§ Extracts from a graphics dataset
┌──
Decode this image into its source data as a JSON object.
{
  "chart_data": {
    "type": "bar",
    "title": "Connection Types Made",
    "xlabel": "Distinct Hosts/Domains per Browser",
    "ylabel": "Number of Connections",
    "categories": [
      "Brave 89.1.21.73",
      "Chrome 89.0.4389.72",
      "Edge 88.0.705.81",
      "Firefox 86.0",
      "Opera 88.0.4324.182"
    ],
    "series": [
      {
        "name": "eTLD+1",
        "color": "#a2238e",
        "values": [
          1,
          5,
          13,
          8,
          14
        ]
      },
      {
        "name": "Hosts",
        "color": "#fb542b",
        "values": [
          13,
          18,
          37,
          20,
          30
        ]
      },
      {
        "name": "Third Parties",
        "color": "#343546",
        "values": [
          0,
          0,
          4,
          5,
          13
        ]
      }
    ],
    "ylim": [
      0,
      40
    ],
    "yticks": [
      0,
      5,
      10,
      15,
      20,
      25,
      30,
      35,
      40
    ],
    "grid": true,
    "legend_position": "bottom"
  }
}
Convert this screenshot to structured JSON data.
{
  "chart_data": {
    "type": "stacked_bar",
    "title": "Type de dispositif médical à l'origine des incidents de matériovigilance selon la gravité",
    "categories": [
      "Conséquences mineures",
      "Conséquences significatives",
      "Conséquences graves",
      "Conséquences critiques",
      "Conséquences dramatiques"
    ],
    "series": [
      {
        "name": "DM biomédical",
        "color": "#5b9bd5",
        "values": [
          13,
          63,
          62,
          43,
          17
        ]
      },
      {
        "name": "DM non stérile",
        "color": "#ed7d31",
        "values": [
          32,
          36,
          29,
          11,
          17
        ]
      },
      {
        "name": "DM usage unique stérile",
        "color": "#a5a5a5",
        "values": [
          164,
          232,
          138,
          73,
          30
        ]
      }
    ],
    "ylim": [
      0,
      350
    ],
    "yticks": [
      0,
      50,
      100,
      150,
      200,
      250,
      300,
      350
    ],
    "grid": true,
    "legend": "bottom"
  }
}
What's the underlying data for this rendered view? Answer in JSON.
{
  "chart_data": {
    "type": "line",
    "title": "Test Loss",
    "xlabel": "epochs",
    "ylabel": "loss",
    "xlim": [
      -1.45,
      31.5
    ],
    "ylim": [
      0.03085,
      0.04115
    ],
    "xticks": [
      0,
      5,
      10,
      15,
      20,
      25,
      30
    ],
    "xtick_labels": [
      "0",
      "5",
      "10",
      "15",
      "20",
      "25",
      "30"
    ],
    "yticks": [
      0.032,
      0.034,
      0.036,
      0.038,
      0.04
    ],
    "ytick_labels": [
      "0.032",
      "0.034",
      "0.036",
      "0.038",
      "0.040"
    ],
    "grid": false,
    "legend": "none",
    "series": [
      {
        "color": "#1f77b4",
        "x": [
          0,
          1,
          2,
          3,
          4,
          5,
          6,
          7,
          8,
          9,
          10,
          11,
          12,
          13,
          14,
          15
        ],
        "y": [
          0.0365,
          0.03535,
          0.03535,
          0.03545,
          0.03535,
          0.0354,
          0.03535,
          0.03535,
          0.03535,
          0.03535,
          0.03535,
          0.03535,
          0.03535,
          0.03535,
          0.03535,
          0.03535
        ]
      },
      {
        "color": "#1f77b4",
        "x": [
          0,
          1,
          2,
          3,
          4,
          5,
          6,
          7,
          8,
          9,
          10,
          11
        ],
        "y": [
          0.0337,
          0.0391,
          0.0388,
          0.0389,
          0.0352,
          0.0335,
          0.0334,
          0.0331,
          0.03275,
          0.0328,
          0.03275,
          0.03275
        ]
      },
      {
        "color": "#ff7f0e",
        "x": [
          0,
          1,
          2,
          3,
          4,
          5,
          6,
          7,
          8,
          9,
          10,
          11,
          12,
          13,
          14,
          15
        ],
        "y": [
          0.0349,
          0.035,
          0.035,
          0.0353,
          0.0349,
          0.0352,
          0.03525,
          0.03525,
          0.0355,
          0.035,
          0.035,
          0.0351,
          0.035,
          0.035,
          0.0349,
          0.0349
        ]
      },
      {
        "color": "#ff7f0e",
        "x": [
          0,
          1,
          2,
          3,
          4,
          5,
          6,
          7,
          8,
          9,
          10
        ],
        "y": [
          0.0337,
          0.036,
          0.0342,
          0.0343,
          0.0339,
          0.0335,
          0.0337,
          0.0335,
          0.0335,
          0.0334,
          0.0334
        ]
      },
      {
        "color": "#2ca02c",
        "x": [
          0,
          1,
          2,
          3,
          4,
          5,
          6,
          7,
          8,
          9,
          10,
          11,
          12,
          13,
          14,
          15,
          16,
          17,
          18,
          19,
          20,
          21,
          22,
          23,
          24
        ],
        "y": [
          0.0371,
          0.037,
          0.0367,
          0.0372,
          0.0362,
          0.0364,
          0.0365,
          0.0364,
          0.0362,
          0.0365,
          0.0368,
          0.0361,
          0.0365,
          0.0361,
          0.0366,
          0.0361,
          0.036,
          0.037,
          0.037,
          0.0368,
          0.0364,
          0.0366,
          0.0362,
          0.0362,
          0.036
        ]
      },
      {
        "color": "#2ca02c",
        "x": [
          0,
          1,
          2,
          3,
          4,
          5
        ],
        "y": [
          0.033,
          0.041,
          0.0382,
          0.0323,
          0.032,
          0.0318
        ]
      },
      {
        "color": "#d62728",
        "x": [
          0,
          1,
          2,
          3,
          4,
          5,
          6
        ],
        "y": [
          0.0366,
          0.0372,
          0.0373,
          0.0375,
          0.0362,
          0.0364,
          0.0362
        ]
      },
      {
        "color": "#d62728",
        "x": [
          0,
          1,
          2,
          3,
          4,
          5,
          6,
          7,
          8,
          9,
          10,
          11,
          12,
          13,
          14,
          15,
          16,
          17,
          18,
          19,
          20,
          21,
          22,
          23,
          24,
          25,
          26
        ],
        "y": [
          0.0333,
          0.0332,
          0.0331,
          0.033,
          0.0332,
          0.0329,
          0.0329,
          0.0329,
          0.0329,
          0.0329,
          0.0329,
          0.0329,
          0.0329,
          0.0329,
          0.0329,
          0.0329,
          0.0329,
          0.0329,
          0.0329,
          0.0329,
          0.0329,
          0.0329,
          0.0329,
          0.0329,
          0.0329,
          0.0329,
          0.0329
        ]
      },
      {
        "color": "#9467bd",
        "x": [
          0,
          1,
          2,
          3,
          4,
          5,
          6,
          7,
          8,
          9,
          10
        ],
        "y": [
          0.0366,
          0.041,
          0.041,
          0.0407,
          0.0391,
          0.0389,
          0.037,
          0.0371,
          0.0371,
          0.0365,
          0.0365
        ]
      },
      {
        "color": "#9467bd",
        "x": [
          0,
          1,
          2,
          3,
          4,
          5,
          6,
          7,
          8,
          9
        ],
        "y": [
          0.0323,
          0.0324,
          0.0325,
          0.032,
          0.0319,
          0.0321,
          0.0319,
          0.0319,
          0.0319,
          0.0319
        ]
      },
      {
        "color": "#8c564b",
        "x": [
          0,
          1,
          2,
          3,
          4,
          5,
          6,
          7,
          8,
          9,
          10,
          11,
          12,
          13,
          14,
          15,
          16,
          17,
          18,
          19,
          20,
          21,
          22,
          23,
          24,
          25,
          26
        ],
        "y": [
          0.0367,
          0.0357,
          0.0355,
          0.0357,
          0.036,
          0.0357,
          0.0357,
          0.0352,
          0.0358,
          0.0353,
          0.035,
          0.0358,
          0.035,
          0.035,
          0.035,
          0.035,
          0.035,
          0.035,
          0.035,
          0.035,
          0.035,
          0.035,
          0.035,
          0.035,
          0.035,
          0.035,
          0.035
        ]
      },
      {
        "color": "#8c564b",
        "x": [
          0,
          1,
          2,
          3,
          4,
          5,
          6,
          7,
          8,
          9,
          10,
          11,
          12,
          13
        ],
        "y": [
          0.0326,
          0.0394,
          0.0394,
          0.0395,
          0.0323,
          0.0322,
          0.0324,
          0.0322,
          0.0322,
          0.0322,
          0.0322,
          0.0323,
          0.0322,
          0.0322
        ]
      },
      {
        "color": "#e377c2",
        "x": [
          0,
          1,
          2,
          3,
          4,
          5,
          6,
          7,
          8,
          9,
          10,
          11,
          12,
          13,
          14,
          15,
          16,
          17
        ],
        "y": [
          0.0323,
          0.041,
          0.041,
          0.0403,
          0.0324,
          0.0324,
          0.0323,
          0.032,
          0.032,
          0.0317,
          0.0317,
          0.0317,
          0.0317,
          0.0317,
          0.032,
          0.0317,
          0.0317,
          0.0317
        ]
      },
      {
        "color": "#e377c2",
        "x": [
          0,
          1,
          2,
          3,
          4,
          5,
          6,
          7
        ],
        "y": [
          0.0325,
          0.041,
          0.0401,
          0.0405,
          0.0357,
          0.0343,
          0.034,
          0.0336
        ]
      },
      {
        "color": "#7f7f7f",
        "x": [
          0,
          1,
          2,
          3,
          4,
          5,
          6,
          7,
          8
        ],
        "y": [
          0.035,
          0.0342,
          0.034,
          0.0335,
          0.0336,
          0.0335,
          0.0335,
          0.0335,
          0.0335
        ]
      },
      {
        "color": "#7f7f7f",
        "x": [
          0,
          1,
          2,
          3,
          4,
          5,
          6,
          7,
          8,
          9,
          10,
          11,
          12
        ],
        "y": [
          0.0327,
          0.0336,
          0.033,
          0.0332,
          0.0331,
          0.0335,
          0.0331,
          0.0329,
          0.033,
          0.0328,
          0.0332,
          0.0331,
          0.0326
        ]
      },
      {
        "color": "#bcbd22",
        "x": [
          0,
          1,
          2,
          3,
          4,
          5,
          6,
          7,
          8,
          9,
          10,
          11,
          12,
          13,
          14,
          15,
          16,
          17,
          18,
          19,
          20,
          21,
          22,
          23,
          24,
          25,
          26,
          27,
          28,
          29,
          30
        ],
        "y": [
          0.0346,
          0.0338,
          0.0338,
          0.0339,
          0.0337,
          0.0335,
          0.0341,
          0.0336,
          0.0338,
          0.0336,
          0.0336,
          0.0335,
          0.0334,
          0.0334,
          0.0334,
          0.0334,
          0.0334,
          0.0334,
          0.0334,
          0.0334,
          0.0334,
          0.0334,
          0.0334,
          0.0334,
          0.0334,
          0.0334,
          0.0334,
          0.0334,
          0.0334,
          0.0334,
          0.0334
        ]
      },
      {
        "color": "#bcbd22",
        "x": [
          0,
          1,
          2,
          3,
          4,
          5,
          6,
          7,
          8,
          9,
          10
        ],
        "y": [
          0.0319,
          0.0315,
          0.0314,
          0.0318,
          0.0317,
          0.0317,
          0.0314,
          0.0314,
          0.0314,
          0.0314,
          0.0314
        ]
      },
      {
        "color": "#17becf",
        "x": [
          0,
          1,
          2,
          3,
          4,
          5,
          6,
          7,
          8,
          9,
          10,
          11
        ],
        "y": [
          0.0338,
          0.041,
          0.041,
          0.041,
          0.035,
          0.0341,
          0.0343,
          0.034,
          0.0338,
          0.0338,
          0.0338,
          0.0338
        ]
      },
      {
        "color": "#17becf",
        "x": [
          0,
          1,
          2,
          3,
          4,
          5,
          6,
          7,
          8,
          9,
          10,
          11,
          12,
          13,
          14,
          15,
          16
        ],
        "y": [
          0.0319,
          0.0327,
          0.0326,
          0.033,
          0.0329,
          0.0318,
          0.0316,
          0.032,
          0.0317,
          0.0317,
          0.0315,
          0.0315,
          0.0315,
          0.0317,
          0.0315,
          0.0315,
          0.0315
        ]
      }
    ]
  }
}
└──
§ AIM OF THE EXERCISE
Scan the lines for the string "JSON". Copy out each line that matches.

§ ANSWER TO THIS TASK
Decode this image into its source data as a JSON object.
Convert this screenshot to structured JSON data.
What's the underlying data for this rendered view? Answer in JSON.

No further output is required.